- **What is asked**
For every line in the records that has the word "background", make a copy.

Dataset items
--------------------------------------------------

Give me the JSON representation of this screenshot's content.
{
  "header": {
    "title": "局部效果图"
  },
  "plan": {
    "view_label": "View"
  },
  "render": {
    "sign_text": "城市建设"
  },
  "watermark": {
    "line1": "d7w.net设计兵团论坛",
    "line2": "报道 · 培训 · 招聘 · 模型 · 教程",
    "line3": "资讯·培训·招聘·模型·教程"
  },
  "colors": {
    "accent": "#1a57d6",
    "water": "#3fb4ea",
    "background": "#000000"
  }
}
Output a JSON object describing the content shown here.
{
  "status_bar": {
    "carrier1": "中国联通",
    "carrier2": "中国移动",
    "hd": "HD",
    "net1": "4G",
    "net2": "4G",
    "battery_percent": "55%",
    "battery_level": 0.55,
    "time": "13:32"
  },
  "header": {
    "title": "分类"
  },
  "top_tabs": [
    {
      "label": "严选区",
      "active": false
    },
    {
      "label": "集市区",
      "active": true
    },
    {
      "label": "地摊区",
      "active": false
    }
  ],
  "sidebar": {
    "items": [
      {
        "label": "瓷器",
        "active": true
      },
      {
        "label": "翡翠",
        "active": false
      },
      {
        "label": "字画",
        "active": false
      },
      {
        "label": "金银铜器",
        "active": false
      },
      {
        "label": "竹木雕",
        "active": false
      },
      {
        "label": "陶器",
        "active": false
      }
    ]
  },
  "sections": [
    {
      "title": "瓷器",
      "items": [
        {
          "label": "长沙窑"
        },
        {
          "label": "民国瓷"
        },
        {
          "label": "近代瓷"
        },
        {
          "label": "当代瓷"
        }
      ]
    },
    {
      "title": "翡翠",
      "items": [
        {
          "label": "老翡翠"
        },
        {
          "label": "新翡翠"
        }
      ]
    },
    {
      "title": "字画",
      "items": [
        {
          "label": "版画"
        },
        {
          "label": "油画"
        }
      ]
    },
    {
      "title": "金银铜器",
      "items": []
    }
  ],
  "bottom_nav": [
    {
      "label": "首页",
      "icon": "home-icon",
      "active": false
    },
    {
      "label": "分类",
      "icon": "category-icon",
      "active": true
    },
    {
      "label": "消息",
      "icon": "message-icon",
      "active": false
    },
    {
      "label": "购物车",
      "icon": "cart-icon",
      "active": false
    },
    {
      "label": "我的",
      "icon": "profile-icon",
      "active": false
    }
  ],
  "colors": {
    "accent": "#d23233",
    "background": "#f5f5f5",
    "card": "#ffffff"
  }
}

--------------------------------------------------

- **Written solution**
    "background": "#000000"
    "background": "#f5f5f5",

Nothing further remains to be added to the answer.